• _Task instructions_:
Report how many lines of the following entries include the string "θέατρο"; respond with the number alone.

• _Supplied material_:
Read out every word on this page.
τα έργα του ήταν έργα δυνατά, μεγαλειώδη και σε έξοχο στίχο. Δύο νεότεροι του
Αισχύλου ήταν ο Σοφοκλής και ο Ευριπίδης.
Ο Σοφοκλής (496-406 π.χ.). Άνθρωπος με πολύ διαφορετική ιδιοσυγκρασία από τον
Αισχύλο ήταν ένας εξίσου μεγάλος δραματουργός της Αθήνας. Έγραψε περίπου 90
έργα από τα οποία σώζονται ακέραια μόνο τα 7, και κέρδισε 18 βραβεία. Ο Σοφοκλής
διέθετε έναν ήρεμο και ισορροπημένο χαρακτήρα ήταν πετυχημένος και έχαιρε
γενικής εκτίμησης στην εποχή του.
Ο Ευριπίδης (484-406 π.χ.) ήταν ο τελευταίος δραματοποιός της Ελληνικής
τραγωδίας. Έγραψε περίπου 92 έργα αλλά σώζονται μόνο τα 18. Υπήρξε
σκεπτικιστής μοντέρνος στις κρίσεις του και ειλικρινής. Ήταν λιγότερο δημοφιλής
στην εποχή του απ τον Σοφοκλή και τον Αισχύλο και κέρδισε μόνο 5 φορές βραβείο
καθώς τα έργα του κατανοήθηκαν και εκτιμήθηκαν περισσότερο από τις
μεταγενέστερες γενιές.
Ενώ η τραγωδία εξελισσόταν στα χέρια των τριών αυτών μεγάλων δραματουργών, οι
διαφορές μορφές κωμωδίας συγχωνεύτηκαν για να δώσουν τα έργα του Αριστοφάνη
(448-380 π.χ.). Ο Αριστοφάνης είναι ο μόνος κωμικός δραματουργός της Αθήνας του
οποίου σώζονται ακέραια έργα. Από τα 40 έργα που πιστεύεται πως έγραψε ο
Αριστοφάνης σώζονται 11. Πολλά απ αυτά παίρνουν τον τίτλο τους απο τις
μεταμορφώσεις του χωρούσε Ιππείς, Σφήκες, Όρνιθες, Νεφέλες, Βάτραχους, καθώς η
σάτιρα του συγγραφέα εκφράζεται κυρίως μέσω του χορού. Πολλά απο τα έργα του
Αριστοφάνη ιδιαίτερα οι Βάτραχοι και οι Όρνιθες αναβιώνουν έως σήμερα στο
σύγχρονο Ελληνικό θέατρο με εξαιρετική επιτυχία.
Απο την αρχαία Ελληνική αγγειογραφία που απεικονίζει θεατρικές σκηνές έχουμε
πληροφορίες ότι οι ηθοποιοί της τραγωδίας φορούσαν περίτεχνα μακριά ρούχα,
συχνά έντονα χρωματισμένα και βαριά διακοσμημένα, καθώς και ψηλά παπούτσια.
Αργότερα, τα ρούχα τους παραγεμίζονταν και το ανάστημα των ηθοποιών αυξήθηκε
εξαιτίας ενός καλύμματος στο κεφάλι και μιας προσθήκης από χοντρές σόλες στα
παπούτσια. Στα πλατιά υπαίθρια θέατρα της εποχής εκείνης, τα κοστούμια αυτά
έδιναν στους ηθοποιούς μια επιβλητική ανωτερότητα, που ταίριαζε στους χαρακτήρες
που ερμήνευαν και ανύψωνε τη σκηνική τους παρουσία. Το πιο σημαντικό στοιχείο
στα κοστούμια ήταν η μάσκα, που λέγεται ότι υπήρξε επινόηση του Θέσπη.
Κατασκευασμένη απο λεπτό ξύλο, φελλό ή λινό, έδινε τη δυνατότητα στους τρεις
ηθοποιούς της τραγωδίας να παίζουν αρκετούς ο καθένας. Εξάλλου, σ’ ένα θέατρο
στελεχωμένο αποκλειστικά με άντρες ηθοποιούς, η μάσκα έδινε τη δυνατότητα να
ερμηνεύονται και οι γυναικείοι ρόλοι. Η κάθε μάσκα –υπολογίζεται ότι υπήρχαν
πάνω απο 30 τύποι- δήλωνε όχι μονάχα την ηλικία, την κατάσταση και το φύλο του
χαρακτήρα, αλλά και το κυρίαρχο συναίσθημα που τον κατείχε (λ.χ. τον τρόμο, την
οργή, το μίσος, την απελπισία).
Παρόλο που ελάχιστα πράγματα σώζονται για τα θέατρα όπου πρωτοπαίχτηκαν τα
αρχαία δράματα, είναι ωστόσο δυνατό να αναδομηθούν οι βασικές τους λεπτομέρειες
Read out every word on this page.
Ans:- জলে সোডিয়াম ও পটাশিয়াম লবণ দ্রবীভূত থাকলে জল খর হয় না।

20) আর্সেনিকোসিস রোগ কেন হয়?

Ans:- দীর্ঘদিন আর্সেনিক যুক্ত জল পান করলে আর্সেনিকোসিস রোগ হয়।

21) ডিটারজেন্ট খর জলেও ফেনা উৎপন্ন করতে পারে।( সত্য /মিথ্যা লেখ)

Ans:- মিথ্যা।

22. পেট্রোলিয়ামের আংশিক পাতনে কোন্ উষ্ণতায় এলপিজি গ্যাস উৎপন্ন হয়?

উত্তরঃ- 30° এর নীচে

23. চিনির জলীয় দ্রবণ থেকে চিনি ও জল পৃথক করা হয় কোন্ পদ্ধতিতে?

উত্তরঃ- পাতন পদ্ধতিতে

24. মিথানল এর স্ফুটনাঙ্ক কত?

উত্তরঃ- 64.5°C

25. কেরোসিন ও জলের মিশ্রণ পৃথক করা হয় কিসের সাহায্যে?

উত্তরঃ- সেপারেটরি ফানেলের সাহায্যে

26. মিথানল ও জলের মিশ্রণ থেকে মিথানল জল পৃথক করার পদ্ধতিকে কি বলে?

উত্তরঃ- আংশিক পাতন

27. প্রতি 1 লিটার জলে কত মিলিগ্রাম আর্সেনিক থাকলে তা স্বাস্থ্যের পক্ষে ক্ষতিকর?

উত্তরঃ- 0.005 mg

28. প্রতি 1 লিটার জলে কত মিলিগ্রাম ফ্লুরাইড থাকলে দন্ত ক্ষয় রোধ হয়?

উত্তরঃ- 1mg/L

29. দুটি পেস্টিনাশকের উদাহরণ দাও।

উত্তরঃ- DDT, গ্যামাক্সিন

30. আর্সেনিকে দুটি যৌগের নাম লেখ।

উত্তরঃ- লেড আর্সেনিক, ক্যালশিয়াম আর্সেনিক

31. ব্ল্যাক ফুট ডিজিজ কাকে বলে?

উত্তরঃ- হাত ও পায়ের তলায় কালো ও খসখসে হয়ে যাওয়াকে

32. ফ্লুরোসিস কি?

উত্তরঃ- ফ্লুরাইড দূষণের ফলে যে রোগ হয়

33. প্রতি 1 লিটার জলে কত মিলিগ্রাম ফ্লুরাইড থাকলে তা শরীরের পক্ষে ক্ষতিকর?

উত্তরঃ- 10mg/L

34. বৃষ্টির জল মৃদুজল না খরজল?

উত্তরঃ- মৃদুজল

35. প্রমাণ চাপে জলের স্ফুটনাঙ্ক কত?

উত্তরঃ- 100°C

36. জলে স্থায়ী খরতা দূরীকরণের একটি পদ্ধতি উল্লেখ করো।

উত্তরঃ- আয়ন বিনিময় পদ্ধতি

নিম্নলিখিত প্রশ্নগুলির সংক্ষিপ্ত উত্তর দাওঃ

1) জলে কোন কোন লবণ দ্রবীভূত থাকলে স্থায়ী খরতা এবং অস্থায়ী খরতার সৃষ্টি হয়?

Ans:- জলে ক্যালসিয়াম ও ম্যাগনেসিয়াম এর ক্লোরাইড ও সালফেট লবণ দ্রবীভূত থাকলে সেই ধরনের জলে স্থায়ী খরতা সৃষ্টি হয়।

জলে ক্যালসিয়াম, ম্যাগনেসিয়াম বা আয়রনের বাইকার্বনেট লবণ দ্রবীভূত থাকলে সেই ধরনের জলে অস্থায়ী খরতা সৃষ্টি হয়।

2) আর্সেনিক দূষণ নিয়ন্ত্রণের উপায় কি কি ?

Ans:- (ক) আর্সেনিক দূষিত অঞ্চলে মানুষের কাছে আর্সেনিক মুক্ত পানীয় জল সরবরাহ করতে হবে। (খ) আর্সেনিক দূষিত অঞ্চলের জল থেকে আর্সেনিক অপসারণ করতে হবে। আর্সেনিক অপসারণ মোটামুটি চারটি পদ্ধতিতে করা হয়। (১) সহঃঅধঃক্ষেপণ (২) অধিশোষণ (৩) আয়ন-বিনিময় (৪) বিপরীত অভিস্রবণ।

• _Reply to the task_:
2